● **THE EXERCISE**
Check each line of the records below and collect those holding "deposited".

● **DATA TO USE**

* START *

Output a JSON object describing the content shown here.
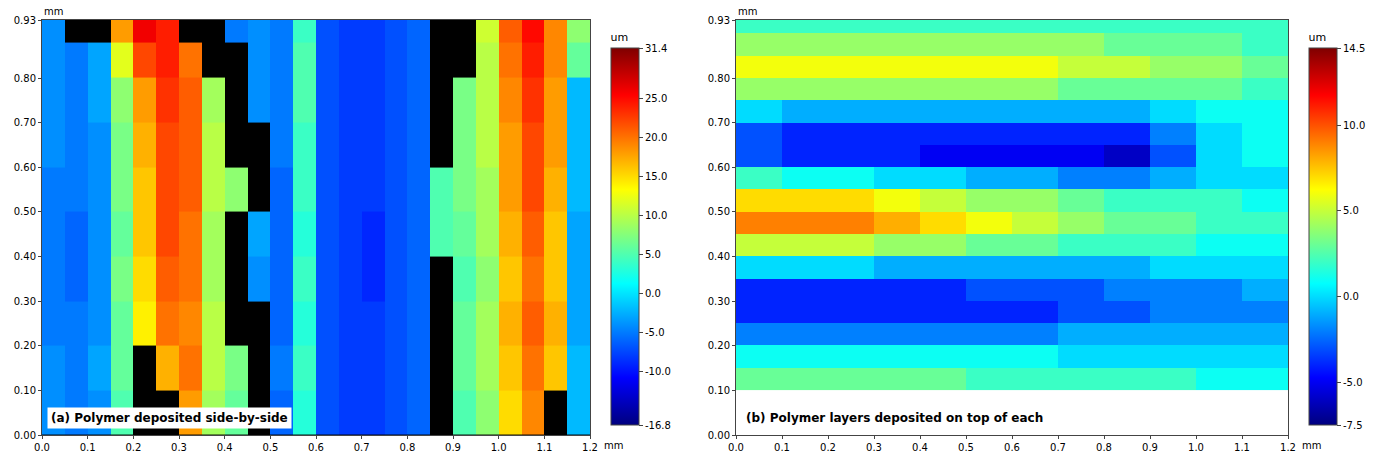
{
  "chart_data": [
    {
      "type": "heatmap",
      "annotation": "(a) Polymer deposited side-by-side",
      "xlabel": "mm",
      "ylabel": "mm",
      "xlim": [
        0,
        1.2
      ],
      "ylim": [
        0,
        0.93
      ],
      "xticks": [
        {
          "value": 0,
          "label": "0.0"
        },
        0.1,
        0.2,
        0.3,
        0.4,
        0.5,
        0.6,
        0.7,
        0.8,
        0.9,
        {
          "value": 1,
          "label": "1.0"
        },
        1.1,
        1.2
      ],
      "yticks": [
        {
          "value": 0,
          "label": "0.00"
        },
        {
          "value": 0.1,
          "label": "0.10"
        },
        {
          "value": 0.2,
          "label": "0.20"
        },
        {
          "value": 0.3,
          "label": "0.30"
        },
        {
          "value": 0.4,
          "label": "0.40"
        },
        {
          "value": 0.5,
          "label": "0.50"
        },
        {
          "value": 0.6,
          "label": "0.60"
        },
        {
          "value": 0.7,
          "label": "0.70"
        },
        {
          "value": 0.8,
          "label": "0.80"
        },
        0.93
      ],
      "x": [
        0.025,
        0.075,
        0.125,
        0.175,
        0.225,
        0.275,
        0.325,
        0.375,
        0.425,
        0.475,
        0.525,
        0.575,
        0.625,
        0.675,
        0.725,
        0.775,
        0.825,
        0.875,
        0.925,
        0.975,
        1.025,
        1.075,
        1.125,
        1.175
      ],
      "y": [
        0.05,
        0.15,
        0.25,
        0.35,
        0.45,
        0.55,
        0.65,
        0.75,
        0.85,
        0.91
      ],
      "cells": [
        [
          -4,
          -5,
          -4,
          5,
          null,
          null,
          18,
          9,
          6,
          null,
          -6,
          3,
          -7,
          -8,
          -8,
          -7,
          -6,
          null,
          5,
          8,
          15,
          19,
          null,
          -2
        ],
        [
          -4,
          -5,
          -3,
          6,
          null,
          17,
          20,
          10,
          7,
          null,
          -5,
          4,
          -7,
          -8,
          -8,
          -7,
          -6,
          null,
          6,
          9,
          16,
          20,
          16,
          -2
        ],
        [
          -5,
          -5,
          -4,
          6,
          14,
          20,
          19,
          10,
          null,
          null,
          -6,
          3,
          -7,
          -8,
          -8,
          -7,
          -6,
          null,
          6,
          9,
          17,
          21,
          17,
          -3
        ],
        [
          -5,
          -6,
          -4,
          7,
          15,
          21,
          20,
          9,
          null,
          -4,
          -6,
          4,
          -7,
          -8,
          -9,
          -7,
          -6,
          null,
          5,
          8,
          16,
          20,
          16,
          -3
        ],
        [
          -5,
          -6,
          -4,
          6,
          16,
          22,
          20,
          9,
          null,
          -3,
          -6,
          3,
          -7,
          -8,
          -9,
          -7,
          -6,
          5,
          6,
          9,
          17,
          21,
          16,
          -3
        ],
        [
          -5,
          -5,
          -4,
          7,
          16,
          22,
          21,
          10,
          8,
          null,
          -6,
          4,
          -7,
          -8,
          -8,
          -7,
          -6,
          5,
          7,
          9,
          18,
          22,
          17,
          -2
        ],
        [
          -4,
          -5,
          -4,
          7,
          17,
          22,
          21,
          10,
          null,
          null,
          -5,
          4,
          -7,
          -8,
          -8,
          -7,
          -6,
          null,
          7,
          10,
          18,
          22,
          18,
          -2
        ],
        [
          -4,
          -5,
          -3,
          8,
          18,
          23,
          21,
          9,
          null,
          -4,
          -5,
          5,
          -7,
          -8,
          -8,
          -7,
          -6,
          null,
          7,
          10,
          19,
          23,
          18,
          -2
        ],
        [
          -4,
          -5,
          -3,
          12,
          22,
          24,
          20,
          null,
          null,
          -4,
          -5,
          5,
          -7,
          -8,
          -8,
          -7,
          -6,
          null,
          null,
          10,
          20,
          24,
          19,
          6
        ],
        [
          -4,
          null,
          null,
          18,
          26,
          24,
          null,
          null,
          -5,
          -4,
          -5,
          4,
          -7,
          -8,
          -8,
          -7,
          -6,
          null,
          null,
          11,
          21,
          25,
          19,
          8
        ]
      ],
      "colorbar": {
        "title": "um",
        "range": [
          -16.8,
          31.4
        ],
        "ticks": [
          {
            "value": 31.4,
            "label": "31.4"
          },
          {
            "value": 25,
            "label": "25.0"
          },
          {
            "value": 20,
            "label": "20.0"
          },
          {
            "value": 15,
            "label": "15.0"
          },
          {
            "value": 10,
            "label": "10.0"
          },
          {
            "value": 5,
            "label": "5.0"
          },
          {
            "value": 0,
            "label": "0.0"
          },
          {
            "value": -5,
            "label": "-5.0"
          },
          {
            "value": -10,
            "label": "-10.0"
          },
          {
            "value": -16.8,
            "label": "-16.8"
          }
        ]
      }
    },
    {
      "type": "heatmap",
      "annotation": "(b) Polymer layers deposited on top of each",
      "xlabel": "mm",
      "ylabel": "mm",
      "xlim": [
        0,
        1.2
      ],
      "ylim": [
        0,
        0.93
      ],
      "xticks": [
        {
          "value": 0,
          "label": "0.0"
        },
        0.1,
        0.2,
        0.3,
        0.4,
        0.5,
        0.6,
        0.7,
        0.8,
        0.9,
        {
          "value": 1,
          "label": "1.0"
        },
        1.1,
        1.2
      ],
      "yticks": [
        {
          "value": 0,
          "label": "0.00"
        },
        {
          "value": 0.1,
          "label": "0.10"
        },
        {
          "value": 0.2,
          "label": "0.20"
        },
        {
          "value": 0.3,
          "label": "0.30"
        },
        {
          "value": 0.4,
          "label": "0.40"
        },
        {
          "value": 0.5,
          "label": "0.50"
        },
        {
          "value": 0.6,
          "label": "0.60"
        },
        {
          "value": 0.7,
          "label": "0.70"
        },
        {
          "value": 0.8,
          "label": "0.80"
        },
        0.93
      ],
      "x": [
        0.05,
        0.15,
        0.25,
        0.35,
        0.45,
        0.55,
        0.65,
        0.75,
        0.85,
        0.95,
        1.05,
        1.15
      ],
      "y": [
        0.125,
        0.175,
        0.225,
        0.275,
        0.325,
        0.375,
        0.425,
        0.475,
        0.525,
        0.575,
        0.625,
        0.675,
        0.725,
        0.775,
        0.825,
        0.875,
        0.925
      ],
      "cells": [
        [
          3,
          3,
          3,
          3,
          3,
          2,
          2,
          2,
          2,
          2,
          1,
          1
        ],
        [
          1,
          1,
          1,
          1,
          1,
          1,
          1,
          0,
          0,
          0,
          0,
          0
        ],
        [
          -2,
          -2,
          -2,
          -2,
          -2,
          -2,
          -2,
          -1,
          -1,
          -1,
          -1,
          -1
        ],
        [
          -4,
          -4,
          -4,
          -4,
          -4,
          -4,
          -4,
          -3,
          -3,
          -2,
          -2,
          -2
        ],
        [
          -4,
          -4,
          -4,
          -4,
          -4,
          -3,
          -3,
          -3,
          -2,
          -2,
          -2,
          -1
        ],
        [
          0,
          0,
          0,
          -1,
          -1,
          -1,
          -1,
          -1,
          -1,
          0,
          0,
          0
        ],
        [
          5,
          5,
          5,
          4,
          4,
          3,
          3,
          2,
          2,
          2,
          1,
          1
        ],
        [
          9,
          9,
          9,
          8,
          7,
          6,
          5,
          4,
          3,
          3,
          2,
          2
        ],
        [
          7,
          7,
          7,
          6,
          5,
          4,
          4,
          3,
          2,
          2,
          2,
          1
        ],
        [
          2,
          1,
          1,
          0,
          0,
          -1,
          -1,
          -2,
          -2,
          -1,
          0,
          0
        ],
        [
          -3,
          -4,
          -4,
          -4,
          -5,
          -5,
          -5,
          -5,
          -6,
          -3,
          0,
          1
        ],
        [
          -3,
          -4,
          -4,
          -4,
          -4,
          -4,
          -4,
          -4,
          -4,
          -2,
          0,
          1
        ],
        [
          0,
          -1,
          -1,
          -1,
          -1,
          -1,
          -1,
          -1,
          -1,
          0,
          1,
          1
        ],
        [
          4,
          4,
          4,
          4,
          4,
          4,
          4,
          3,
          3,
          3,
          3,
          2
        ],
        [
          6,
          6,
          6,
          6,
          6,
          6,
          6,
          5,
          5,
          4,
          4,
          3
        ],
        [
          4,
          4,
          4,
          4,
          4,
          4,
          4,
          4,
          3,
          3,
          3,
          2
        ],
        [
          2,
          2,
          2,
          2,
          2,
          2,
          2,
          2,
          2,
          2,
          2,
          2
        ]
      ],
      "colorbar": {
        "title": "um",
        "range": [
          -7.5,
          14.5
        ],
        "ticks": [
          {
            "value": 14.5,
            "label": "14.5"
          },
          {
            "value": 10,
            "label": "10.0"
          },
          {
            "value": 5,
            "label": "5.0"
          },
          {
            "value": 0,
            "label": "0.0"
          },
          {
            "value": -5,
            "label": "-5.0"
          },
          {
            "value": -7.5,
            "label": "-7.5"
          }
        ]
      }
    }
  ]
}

* END *

● **WRITTEN RESPONSE**
      "annotation": "(a) Polymer deposited side-by-side",
      "annotation": "(b) Polymer layers deposited on top of each",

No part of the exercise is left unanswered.